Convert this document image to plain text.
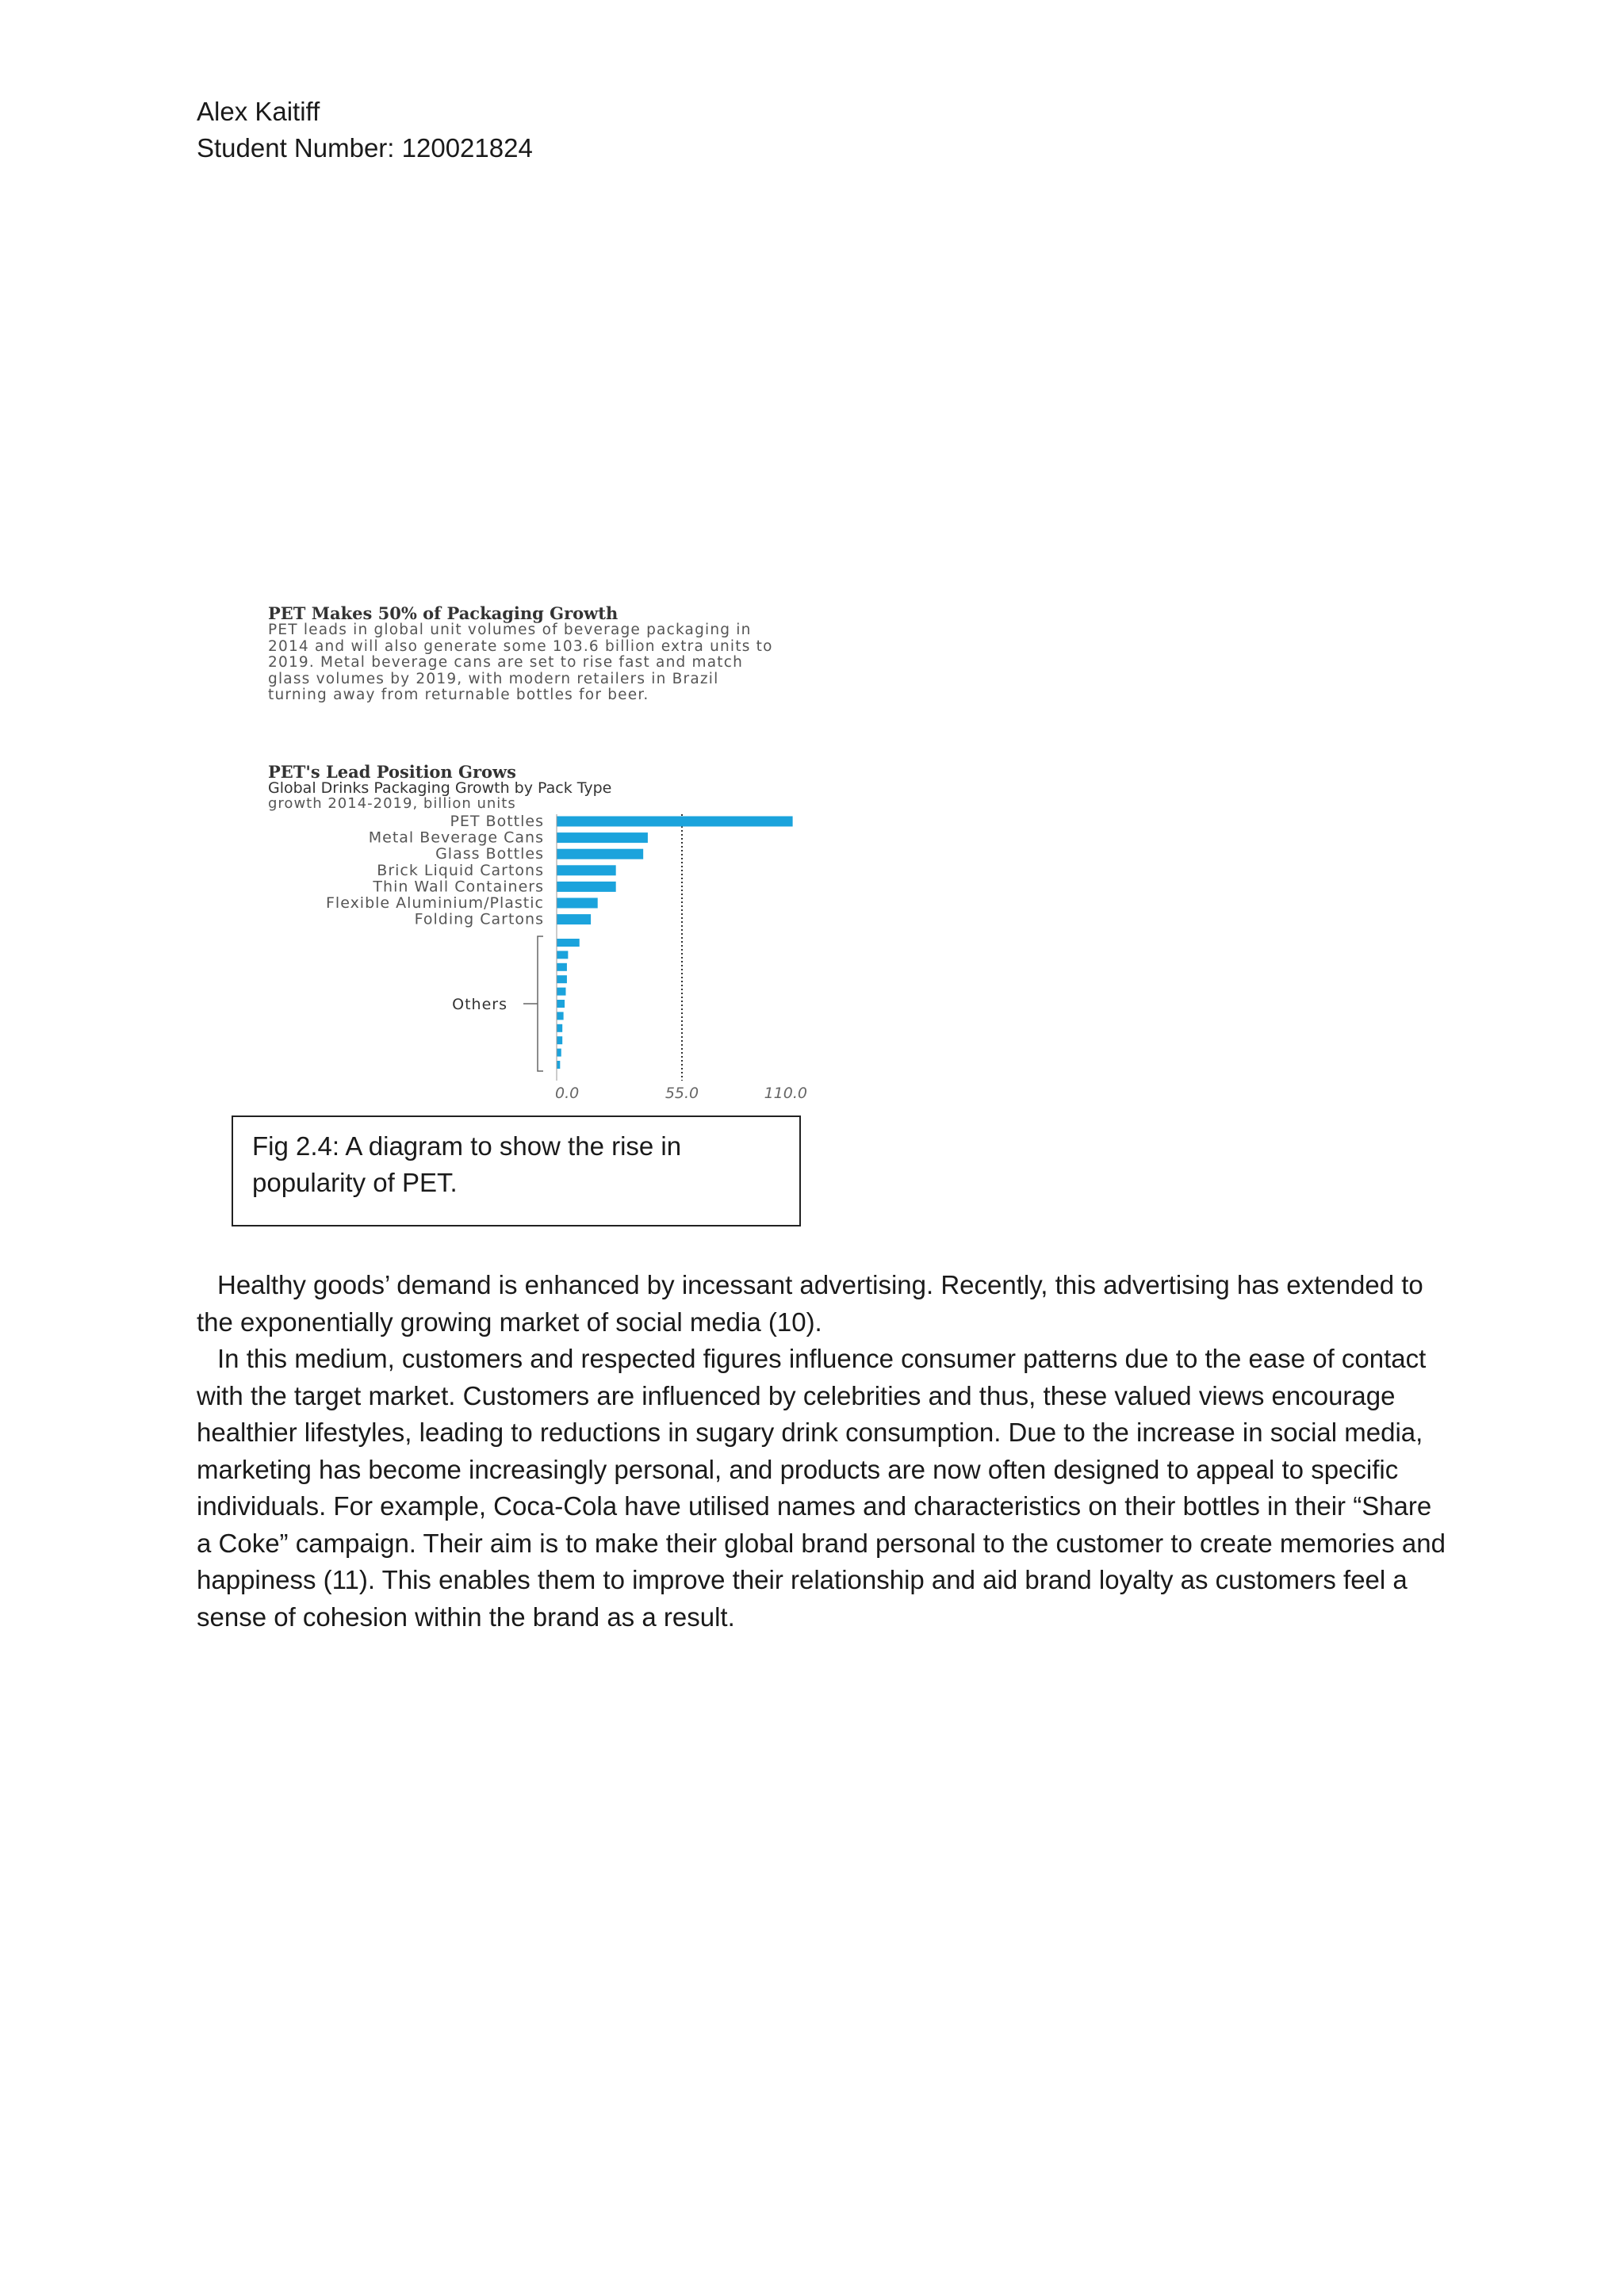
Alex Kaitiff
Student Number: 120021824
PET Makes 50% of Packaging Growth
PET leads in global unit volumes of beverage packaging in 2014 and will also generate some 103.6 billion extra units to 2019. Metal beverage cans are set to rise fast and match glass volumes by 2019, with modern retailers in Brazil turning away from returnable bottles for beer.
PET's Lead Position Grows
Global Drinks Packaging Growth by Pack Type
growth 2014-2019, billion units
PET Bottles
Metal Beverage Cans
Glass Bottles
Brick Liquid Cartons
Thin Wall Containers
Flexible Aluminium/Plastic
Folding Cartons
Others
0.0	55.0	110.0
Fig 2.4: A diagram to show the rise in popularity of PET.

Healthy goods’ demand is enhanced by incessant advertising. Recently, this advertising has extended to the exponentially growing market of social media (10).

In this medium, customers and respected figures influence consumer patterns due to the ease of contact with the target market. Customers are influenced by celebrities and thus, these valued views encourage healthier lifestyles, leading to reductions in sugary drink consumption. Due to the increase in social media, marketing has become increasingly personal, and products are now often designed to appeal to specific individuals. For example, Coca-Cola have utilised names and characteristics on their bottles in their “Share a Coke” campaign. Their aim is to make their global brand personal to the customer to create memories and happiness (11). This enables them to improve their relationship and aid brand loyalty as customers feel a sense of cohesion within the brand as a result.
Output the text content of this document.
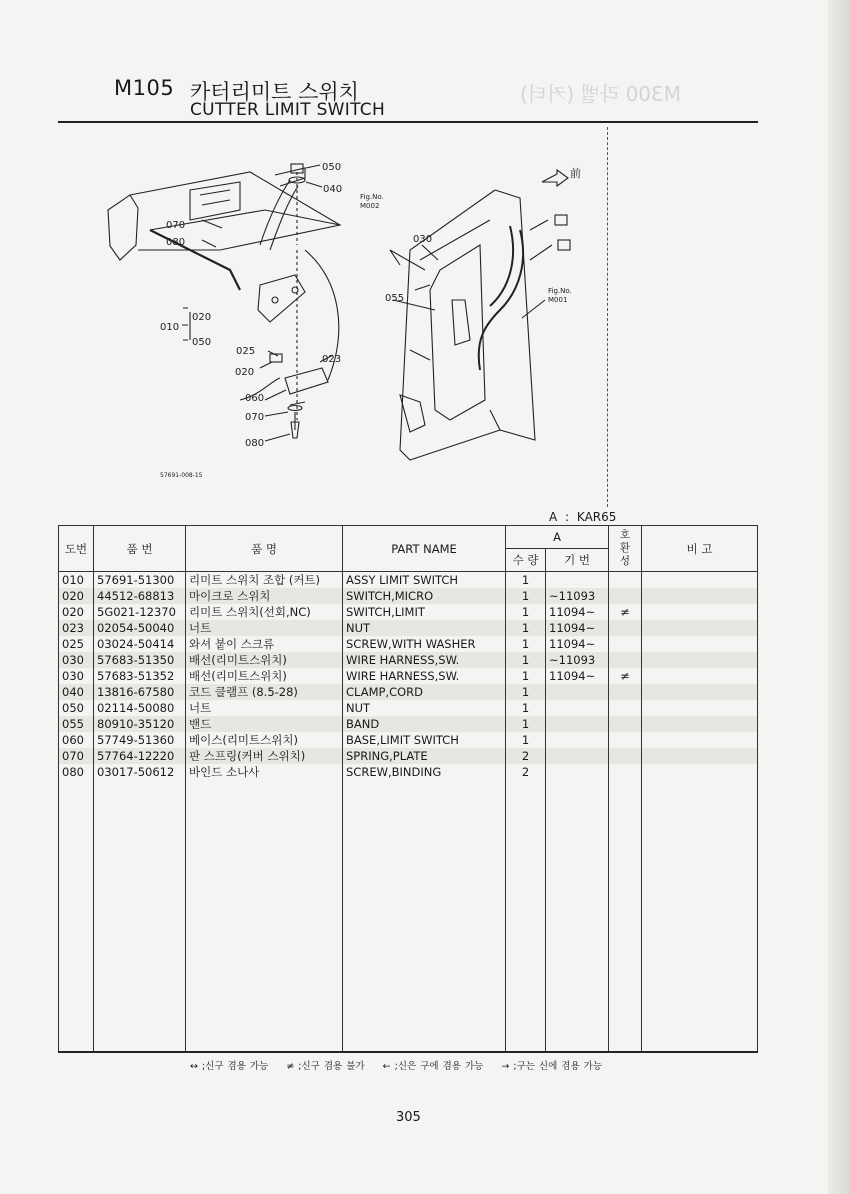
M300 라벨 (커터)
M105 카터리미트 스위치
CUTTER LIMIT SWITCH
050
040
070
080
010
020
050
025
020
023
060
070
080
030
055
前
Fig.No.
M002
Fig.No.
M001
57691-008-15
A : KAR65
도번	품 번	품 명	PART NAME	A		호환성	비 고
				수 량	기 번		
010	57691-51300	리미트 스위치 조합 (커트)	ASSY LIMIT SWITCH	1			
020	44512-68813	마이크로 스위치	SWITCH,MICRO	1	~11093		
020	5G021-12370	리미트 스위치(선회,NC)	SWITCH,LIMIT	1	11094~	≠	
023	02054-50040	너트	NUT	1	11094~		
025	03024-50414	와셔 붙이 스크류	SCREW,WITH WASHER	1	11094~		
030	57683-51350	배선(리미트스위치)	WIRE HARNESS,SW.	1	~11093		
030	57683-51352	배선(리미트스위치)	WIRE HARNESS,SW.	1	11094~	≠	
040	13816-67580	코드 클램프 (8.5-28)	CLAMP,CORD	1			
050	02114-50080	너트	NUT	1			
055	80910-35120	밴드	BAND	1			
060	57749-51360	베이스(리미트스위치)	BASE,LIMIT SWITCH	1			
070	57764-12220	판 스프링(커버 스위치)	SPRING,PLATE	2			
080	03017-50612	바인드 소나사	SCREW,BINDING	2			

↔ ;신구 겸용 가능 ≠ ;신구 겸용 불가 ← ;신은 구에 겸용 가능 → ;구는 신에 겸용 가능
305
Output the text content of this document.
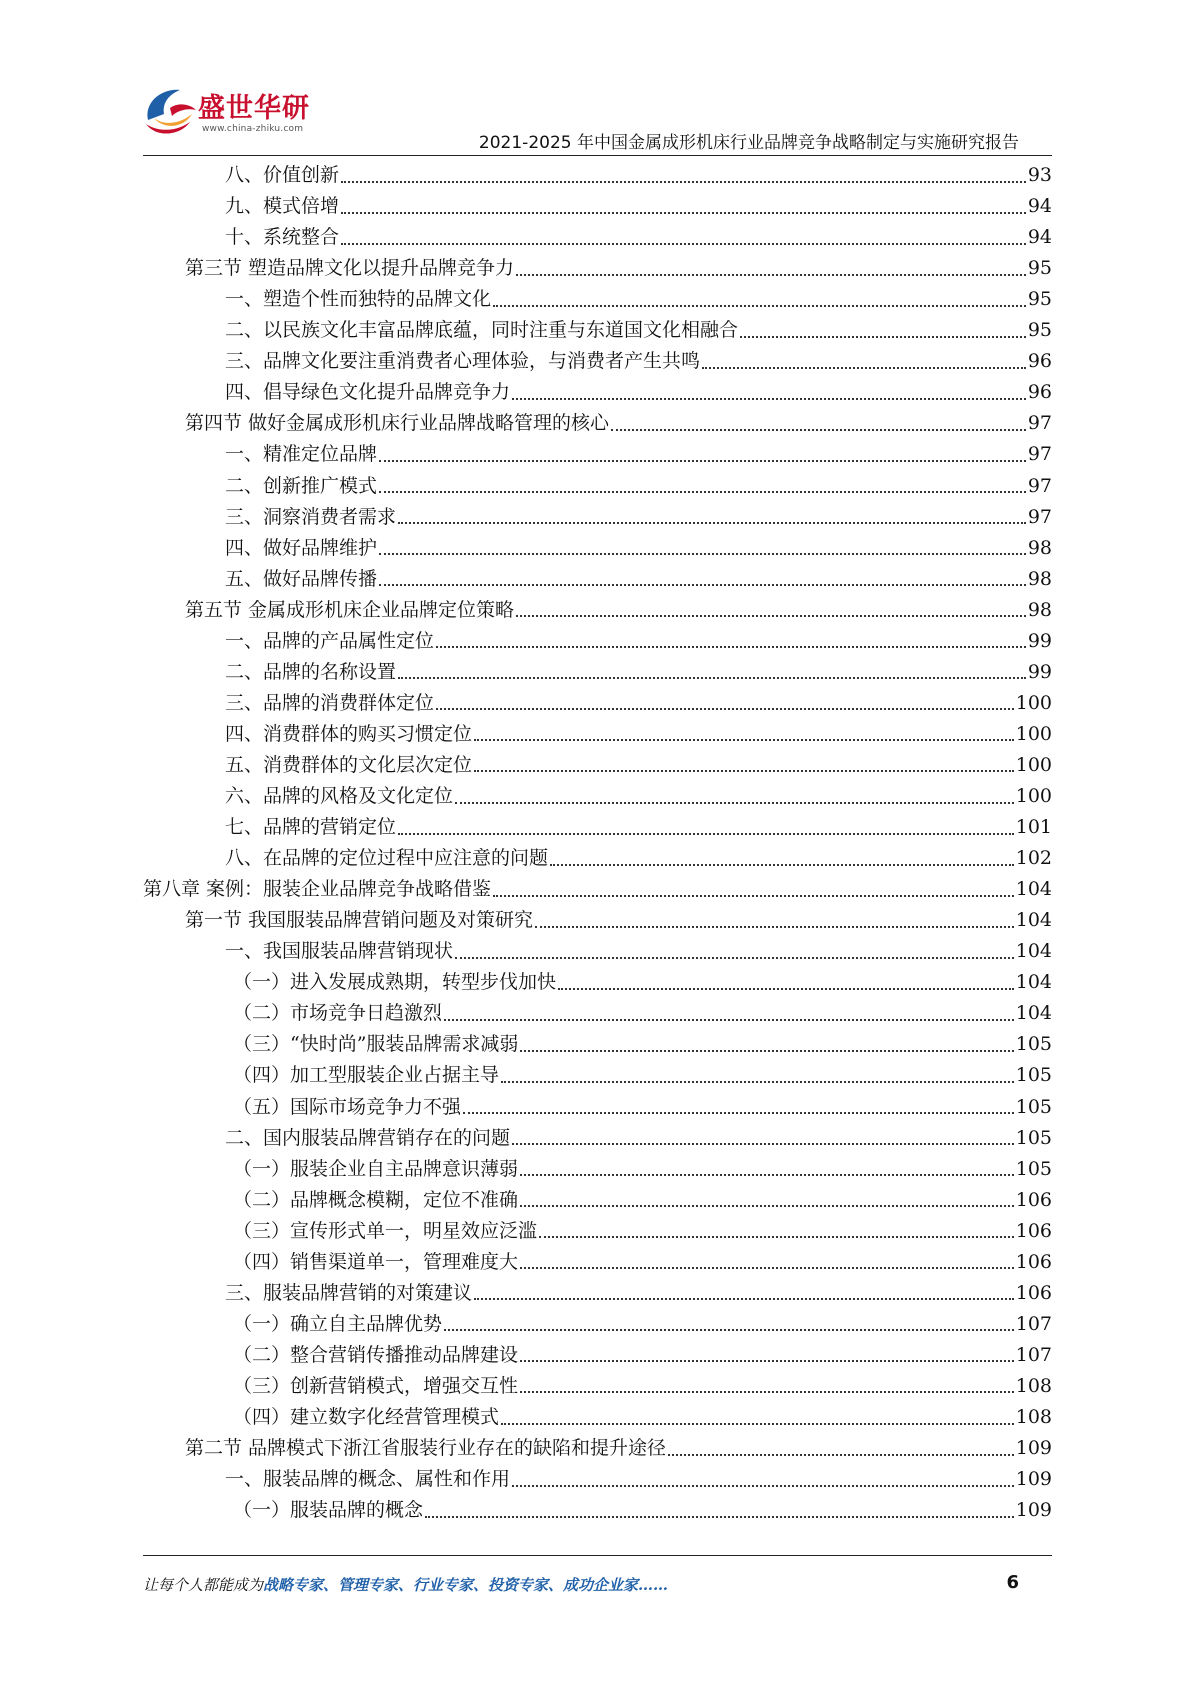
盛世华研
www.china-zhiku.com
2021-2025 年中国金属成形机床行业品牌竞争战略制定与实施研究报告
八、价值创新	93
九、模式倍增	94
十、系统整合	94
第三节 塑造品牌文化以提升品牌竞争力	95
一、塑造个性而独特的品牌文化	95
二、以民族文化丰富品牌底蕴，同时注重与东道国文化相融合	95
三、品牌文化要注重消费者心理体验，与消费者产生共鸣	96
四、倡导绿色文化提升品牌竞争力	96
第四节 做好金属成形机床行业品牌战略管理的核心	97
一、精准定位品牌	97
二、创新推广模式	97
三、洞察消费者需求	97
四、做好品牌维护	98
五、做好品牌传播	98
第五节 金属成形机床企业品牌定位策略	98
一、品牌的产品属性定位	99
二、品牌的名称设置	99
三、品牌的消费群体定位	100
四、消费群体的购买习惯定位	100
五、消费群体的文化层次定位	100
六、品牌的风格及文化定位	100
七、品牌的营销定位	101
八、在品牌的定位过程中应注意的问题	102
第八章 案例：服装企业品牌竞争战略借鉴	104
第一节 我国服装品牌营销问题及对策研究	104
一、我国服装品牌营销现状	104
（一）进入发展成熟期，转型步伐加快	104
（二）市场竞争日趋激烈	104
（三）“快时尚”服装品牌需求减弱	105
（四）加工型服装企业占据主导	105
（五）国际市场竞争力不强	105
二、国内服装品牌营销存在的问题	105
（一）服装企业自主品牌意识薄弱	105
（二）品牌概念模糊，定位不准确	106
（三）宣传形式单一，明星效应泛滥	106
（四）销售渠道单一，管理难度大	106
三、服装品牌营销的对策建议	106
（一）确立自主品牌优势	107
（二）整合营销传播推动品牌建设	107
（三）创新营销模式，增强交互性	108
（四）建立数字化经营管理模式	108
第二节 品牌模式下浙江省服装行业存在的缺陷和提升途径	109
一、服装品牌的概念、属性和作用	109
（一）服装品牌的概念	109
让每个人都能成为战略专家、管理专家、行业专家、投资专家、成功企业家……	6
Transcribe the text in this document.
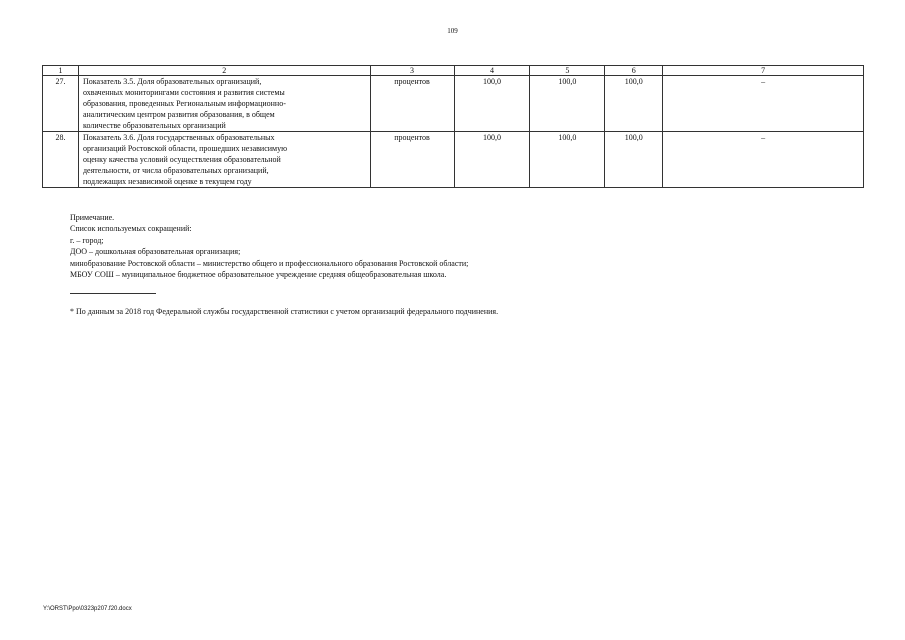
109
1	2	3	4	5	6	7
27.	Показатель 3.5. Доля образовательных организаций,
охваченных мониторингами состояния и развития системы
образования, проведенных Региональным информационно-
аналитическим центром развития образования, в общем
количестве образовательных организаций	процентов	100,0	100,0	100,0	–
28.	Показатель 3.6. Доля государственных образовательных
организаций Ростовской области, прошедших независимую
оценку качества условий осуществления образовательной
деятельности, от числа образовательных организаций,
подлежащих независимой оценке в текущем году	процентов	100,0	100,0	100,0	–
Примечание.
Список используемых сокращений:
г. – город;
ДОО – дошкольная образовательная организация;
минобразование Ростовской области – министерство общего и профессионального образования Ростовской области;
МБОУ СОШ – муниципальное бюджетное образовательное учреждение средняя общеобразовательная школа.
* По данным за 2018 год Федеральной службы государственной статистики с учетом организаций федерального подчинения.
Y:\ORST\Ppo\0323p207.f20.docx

[What this task involves] Pick out each line above that includes "LIMIT" and show it.

[Solved problem]
CUTTER LIMIT SWITCH
010	57691-51300	리미트 스위치 조합 (커트)	ASSY LIMIT SWITCH	1			
020	5G021-12370	리미트 스위치(선회,NC)	SWITCH,LIMIT	1	11094~	≠	
060	57749-51360	베이스(리미트스위치)	BASE,LIMIT SWITCH	1			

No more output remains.